[What to produce]: All of the data below must be repeated exactly.

══ Source records ══

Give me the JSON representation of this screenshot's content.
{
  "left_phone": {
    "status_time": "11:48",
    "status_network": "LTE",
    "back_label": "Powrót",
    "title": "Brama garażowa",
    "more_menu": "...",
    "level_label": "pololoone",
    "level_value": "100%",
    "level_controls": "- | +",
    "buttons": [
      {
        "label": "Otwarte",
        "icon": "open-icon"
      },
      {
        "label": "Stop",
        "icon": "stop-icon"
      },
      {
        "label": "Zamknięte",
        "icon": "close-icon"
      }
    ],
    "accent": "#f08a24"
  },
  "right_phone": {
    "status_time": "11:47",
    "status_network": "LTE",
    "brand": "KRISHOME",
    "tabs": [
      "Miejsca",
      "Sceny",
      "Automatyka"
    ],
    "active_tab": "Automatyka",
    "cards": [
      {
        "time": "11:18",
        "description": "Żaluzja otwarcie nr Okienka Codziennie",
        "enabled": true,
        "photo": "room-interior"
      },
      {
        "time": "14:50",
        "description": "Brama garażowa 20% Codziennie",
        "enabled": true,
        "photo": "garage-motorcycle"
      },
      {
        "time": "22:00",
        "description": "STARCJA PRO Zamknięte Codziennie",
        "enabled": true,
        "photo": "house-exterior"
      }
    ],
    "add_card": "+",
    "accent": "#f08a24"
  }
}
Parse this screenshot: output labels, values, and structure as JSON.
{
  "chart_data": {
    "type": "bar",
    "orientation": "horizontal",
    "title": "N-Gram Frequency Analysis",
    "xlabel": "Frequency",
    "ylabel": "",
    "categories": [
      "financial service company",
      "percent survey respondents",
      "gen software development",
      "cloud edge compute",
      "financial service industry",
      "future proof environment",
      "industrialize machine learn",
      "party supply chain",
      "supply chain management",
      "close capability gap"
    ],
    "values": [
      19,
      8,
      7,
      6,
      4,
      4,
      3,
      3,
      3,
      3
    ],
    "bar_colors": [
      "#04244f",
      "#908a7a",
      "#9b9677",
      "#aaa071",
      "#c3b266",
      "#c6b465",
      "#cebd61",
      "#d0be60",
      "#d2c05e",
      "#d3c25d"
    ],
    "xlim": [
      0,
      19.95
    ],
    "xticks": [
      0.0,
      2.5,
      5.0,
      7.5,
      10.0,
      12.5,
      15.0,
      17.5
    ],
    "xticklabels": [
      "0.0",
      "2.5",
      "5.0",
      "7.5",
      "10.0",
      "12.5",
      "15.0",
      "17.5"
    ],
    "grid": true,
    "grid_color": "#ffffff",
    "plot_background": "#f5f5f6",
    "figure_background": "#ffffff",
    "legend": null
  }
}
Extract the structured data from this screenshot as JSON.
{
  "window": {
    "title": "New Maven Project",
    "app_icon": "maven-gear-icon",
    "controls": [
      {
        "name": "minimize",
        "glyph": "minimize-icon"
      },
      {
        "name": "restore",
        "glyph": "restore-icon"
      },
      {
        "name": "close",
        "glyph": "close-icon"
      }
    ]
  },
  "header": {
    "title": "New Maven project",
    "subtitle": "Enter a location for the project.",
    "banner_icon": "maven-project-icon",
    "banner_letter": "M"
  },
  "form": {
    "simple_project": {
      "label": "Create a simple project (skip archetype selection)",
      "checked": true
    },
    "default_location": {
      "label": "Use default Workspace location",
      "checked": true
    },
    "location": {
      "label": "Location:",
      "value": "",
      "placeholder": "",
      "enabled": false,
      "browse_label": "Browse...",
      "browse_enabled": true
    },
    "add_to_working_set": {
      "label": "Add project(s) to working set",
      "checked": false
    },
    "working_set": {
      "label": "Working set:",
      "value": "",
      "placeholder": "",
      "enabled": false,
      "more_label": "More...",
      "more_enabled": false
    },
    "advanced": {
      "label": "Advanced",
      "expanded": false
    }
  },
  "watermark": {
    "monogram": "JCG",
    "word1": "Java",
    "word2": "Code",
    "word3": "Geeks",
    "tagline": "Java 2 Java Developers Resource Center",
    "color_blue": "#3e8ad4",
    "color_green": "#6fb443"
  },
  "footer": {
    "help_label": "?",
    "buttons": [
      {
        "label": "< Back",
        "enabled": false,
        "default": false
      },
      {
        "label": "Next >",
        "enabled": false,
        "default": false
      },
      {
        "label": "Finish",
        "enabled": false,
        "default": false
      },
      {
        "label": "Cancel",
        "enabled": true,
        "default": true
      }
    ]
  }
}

═══

[Solution below]:
Give me the JSON representation of this screenshot's content.
{
  "left_phone": {
    "status_time": "11:48",
    "status_network": "LTE",
    "back_label": "Powrót",
    "title": "Brama garażowa",
    "more_menu": "...",
    "level_label": "pololoone",
    "level_value": "100%",
    "level_controls": "- | +",
    "buttons": [
      {
        "label": "Otwarte",
        "icon": "open-icon"
      },
      {
        "label": "Stop",
        "icon": "stop-icon"
      },
      {
        "label": "Zamknięte",
        "icon": "close-icon"
      }
    ],
    "accent": "#f08a24"
  },
  "right_phone": {
    "status_time": "11:47",
    "status_network": "LTE",
    "brand": "KRISHOME",
    "tabs": [
      "Miejsca",
      "Sceny",
      "Automatyka"
    ],
    "active_tab": "Automatyka",
    "cards": [
      {
        "time": "11:18",
        "description": "Żaluzja otwarcie nr Okienka Codziennie",
        "enabled": true,
        "photo": "room-interior"
      },
      {
        "time": "14:50",
        "description": "Brama garażowa 20% Codziennie",
        "enabled": true,
        "photo": "garage-motorcycle"
      },
      {
        "time": "22:00",
        "description": "STARCJA PRO Zamknięte Codziennie",
        "enabled": true,
        "photo": "house-exterior"
      }
    ],
    "add_card": "+",
    "accent": "#f08a24"
  }
}
Parse this screenshot: output labels, values, and structure as JSON.
{
  "chart_data": {
    "type": "bar",
    "orientation": "horizontal",
    "title": "N-Gram Frequency Analysis",
    "xlabel": "Frequency",
    "ylabel": "",
    "categories": [
      "financial service company",
      "percent survey respondents",
      "gen software development",
      "cloud edge compute",
      "financial service industry",
      "future proof environment",
      "industrialize machine learn",
      "party supply chain",
      "supply chain management",
      "close capability gap"
    ],
    "values": [
      19,
      8,
      7,
      6,
      4,
      4,
      3,
      3,
      3,
      3
    ],
    "bar_colors": [
      "#04244f",
      "#908a7a",
      "#9b9677",
      "#aaa071",
      "#c3b266",
      "#c6b465",
      "#cebd61",
      "#d0be60",
      "#d2c05e",
      "#d3c25d"
    ],
    "xlim": [
      0,
      19.95
    ],
    "xticks": [
      0.0,
      2.5,
      5.0,
      7.5,
      10.0,
      12.5,
      15.0,
      17.5
    ],
    "xticklabels": [
      "0.0",
      "2.5",
      "5.0",
      "7.5",
      "10.0",
      "12.5",
      "15.0",
      "17.5"
    ],
    "grid": true,
    "grid_color": "#ffffff",
    "plot_background": "#f5f5f6",
    "figure_background": "#ffffff",
    "legend": null
  }
}
Extract the structured data from this screenshot as JSON.
{
  "window": {
    "title": "New Maven Project",
    "app_icon": "maven-gear-icon",
    "controls": [
      {
        "name": "minimize",
        "glyph": "minimize-icon"
      },
      {
        "name": "restore",
        "glyph": "restore-icon"
      },
      {
        "name": "close",
        "glyph": "close-icon"
      }
    ]
  },
  "header": {
    "title": "New Maven project",
    "subtitle": "Enter a location for the project.",
    "banner_icon": "maven-project-icon",
    "banner_letter": "M"
  },
  "form": {
    "simple_project": {
      "label": "Create a simple project (skip archetype selection)",
      "checked": true
    },
    "default_location": {
      "label": "Use default Workspace location",
      "checked": true
    },
    "location": {
      "label": "Location:",
      "value": "",
      "placeholder": "",
      "enabled": false,
      "browse_label": "Browse...",
      "browse_enabled": true
    },
    "add_to_working_set": {
      "label": "Add project(s) to working set",
      "checked": false
    },
    "working_set": {
      "label": "Working set:",
      "value": "",
      "placeholder": "",
      "enabled": false,
      "more_label": "More...",
      "more_enabled": false
    },
    "advanced": {
      "label": "Advanced",
      "expanded": false
    }
  },
  "watermark": {
    "monogram": "JCG",
    "word1": "Java",
    "word2": "Code",
    "word3": "Geeks",
    "tagline": "Java 2 Java Developers Resource Center",
    "color_blue": "#3e8ad4",
    "color_green": "#6fb443"
  },
  "footer": {
    "help_label": "?",
    "buttons": [
      {
        "label": "< Back",
        "enabled": false,
        "default": false
      },
      {
        "label": "Next >",
        "enabled": false,
        "default": false
      },
      {
        "label": "Finish",
        "enabled": false,
        "default": false
      },
      {
        "label": "Cancel",
        "enabled": true,
        "default": true
      }
    ]
  }
}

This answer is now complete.